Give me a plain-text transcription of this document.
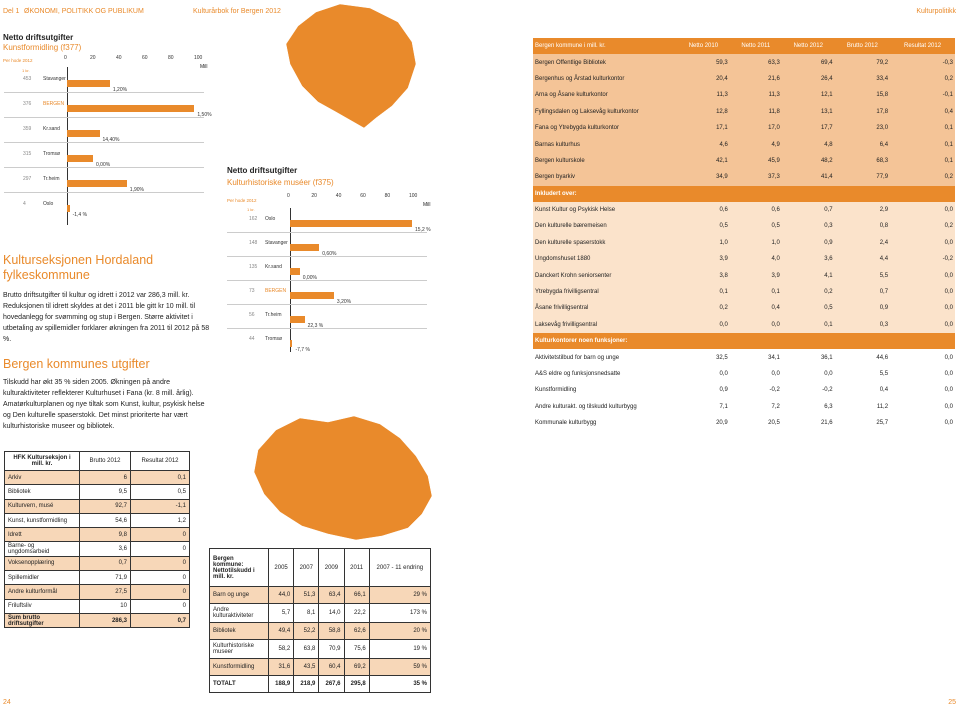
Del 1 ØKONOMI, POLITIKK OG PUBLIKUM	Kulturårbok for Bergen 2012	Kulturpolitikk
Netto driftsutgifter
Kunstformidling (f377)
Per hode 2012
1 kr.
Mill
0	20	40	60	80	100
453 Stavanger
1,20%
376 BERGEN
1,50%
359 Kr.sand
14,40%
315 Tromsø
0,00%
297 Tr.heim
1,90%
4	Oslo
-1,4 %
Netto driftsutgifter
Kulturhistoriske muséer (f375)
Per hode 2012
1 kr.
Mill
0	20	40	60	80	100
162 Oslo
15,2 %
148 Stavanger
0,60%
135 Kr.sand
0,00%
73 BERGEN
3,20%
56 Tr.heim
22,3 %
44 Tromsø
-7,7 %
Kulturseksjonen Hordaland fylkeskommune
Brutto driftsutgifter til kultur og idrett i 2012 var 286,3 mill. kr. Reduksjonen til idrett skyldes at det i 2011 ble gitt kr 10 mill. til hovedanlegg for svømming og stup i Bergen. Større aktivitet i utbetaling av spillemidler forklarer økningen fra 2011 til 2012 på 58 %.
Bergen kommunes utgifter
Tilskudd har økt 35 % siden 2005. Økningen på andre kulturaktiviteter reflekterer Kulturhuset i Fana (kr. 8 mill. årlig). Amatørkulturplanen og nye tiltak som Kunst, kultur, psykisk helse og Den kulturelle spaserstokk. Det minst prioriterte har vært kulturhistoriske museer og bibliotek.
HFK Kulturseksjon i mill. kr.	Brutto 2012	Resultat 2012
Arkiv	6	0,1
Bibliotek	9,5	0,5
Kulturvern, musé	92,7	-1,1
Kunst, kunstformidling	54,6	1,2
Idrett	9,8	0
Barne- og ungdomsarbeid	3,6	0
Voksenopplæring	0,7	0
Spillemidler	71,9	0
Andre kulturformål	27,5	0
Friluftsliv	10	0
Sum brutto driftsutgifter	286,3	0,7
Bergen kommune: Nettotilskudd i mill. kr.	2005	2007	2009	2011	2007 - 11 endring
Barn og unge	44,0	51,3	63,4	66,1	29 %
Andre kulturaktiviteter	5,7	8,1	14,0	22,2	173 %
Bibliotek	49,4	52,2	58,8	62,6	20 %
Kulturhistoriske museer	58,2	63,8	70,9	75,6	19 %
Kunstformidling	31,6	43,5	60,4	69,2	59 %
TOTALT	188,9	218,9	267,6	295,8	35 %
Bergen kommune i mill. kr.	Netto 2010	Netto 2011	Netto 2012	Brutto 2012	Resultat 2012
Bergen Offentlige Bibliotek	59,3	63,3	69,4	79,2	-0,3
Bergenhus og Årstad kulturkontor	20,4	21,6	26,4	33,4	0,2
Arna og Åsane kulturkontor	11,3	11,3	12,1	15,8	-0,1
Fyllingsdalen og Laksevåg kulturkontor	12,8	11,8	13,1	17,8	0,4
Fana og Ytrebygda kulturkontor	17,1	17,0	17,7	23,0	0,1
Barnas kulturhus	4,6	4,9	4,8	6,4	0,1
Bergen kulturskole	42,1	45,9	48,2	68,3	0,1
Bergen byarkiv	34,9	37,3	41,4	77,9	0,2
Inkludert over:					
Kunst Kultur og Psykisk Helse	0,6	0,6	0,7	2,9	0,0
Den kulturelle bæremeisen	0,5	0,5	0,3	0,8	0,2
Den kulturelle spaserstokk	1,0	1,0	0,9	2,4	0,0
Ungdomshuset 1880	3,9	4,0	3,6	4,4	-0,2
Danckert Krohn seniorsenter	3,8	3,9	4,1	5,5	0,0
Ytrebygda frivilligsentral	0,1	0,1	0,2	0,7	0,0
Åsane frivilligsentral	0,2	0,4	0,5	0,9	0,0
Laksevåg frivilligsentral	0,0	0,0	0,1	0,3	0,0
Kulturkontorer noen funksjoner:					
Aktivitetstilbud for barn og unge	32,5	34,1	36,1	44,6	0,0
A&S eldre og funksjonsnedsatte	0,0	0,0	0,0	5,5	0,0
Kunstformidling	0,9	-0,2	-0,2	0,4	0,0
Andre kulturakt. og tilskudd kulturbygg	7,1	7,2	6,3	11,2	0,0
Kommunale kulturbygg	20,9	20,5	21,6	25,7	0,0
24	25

* * *

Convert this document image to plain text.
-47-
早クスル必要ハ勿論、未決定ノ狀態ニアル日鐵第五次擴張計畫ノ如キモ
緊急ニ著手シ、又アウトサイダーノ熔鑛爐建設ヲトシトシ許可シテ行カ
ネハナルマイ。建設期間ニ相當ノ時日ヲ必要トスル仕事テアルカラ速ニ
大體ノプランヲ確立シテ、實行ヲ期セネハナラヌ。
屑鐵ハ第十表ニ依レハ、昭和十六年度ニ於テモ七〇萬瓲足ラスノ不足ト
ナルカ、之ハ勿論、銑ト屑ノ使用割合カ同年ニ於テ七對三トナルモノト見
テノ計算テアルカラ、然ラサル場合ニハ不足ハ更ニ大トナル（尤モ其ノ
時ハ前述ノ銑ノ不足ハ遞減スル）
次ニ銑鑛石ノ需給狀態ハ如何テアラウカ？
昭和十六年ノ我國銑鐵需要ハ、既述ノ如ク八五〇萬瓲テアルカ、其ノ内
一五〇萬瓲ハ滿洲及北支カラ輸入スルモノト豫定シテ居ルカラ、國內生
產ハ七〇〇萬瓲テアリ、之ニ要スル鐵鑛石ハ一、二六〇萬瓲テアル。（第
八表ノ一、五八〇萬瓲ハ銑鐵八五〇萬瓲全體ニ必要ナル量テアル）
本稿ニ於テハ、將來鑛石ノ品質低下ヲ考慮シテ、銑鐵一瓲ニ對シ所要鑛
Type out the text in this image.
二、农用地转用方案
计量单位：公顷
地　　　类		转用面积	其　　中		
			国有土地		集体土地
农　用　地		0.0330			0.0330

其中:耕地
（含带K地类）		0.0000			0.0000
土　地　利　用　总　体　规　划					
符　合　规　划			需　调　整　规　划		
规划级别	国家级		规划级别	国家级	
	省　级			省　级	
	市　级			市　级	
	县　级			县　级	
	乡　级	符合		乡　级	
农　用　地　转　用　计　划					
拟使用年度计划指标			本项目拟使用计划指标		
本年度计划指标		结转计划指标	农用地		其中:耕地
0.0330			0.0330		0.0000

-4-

Set task ▸
Pull every line containing "Laksevåg" out of the data above.

Expected answer ▸
Fyllingsdalen og Laksevåg kulturkontor	12,8	11,8	13,1	17,8	0,4
Laksevåg frivilligsentral	0,0	0,0	0,1	0,3	0,0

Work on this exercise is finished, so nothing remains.